(Stored items from a collection)
(begin)

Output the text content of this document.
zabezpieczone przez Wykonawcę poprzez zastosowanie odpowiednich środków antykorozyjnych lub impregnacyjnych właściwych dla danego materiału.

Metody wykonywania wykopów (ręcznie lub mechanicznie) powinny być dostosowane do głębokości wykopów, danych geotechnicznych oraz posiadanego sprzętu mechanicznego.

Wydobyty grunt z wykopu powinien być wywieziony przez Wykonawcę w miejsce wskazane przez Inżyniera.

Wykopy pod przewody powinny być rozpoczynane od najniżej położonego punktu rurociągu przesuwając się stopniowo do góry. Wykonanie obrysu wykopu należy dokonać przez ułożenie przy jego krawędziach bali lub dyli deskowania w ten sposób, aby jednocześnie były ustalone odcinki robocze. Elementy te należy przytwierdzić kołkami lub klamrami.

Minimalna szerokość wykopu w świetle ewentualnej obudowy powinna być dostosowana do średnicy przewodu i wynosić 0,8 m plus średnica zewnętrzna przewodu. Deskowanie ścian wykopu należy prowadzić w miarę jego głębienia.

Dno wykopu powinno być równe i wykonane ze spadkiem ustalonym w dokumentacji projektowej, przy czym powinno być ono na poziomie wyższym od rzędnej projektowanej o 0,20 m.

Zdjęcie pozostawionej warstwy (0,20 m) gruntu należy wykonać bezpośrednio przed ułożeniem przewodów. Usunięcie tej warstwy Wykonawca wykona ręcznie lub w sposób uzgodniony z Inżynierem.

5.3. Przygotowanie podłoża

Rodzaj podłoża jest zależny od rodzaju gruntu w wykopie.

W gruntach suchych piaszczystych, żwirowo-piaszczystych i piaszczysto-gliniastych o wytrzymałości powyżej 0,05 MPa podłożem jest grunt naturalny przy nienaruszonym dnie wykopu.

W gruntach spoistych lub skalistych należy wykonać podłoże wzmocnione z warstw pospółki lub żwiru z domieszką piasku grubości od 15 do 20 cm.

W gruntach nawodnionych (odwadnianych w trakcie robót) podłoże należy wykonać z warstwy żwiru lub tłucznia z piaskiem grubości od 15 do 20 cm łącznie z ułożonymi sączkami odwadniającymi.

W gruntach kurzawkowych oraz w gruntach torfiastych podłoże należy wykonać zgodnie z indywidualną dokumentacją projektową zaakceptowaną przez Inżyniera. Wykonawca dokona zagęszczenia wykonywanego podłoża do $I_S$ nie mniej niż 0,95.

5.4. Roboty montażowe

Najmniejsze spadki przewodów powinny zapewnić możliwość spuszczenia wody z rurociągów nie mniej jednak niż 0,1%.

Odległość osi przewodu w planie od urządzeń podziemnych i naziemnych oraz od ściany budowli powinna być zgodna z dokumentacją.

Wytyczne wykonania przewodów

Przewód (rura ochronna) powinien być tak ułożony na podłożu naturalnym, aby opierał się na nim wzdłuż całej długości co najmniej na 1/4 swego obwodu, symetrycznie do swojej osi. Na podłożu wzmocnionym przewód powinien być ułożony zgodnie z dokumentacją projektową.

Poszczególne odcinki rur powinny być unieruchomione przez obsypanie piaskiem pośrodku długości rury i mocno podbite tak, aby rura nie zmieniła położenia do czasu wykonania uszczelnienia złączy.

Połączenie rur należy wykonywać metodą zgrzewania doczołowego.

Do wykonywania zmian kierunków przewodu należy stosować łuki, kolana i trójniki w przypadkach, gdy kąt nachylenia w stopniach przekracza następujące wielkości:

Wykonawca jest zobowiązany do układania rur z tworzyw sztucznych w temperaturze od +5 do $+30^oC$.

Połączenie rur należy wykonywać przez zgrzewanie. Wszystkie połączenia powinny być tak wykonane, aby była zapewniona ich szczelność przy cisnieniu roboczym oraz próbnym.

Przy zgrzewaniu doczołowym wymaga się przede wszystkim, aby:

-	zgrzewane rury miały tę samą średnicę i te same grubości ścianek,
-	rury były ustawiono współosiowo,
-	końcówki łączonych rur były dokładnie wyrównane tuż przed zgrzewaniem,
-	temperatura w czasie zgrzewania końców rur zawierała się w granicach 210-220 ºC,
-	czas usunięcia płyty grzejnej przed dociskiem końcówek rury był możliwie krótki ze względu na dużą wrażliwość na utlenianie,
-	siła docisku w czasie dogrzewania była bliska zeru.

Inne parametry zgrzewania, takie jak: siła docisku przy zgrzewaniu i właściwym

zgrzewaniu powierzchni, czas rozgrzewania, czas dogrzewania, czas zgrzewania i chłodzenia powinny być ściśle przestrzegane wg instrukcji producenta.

(end)

• **Exercise directions**:
Pick out each line that holds the string "projektową".

• **Result of the exercise**:
W gruntach kurzawkowych oraz w gruntach torfiastych podłoże należy wykonać zgodnie z indywidualną dokumentacją projektową zaakceptowaną przez Inżyniera. Wykonawca dokona zagęszczenia wykonywanego podłoża do $I_S$ nie mniej niż 0,95.
Przewód (rura ochronna) powinien być tak ułożony na podłożu naturalnym, aby opierał się na nim wzdłuż całej długości co najmniej na 1/4 swego obwodu, symetrycznie do swojej osi. Na podłożu wzmocnionym przewód powinien być ułożony zgodnie z dokumentacją projektową.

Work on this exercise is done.